_Problem requirements_
Reproduce each line bearing the word "building".

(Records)
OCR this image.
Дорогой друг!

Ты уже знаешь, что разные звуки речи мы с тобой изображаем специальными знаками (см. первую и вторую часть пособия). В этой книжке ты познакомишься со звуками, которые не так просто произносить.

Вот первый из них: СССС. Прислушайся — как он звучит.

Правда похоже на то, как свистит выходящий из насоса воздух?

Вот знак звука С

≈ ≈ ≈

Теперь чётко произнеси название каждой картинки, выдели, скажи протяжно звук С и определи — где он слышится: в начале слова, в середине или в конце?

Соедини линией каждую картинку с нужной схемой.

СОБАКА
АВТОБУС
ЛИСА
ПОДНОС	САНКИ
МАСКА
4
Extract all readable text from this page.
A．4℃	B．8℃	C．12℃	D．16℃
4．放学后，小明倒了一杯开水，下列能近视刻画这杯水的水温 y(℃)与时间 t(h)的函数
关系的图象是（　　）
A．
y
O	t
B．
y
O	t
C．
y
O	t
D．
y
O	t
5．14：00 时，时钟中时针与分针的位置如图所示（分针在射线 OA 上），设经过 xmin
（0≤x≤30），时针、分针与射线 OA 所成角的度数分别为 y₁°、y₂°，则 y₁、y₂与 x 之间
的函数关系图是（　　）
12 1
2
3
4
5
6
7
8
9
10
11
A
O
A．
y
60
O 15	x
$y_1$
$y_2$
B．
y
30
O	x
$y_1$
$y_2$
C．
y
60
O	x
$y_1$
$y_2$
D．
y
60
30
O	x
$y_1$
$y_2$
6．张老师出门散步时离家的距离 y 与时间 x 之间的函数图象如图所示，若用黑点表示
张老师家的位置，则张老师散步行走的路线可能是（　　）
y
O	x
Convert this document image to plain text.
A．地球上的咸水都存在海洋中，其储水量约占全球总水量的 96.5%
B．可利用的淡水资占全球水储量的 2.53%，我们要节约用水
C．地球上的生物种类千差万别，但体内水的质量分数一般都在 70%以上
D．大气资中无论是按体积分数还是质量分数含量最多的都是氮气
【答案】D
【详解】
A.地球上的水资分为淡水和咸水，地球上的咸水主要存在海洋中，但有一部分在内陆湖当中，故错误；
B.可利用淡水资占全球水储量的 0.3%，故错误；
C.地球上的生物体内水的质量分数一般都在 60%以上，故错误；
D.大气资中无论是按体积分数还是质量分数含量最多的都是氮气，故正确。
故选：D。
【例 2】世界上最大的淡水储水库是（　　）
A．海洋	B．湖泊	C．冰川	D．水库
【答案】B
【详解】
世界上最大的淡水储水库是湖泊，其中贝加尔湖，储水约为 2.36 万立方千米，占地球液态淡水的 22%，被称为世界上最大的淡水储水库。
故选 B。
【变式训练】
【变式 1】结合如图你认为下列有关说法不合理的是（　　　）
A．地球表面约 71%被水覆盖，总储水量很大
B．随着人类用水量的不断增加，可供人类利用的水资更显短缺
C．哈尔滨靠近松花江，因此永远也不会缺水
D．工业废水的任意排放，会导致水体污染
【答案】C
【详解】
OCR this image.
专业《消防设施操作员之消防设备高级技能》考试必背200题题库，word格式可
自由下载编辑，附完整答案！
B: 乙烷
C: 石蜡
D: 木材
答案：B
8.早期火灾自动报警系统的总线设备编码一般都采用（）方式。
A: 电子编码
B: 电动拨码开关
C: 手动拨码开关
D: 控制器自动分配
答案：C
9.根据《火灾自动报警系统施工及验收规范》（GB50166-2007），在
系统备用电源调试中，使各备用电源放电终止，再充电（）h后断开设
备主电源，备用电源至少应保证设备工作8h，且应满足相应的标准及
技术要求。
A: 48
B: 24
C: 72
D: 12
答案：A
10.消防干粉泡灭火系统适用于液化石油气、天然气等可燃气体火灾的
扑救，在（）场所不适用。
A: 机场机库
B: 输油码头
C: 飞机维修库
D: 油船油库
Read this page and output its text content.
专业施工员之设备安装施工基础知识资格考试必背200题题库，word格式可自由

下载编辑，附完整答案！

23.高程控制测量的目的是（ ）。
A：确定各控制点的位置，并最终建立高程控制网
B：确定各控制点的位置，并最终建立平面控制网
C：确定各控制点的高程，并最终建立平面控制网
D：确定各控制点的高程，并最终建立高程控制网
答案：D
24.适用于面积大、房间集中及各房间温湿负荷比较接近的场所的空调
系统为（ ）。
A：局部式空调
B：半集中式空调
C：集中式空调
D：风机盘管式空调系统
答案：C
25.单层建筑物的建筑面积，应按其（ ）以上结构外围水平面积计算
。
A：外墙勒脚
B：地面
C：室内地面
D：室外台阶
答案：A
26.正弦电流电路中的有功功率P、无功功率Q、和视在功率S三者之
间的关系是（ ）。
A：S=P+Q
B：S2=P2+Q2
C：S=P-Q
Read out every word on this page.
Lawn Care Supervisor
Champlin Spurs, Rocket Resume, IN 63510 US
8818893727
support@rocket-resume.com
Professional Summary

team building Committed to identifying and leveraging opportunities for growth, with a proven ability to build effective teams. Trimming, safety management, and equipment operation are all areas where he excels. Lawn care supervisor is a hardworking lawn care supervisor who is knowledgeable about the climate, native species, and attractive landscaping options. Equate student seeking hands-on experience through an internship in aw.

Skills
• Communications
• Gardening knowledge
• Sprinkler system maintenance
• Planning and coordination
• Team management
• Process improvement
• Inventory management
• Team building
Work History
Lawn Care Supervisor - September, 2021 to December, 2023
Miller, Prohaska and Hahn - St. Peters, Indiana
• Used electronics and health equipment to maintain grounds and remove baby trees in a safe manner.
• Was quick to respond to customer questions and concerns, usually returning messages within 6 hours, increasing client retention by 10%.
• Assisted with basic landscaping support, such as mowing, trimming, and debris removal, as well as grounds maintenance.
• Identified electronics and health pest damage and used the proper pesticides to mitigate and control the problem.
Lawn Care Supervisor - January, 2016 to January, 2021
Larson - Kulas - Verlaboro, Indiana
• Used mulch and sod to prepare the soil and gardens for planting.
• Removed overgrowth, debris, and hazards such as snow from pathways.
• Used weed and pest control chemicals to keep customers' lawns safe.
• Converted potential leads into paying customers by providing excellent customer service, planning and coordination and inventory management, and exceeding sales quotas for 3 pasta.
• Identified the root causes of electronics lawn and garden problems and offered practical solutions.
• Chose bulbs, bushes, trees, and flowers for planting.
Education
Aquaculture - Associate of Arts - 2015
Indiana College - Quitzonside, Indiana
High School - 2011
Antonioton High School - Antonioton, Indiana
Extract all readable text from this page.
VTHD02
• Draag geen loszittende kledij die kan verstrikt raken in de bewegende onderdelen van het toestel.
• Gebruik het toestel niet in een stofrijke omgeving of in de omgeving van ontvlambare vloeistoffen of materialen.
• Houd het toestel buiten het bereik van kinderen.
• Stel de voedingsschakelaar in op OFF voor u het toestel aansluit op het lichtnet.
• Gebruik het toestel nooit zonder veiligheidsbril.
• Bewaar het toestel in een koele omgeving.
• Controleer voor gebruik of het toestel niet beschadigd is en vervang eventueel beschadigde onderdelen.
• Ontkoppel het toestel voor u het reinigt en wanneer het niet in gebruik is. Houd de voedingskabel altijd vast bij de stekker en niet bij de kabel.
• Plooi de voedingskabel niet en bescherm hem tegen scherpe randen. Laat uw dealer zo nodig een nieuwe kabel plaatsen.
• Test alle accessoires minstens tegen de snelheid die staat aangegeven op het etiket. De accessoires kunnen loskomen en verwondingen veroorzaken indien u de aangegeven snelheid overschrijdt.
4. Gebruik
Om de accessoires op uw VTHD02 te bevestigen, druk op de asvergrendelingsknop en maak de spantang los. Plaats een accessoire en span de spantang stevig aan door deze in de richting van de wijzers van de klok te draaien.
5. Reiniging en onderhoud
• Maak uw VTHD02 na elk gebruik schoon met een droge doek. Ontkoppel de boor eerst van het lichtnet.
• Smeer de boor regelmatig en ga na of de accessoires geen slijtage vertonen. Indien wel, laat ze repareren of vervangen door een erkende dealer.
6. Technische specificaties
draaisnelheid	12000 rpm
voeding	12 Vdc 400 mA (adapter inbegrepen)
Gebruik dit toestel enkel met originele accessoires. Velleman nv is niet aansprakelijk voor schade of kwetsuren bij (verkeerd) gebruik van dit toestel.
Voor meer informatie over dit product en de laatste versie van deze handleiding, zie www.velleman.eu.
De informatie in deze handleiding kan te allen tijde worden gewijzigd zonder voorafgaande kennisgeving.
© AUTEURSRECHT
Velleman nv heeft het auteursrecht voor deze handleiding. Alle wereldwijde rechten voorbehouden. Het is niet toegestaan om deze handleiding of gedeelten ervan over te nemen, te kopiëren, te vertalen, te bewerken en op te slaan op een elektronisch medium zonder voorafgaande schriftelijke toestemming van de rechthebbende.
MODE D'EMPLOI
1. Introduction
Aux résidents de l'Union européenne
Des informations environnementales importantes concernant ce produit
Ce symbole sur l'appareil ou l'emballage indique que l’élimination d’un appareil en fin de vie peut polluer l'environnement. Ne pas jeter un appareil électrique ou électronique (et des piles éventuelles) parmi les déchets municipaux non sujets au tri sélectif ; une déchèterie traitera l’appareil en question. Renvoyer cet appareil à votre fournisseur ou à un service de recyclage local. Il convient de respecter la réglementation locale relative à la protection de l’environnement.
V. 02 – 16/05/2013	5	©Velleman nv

_Correct result_
team building Committed to identifying and leveraging opportunities for growth, with a proven ability to build effective teams. Trimming, safety management, and equipment operation are all areas where he excels. Lawn care supervisor is a hardworking lawn care supervisor who is knowledgeable about the climate, native species, and attractive landscaping options. Equate student seeking hands-on experience through an internship in aw.
• Team building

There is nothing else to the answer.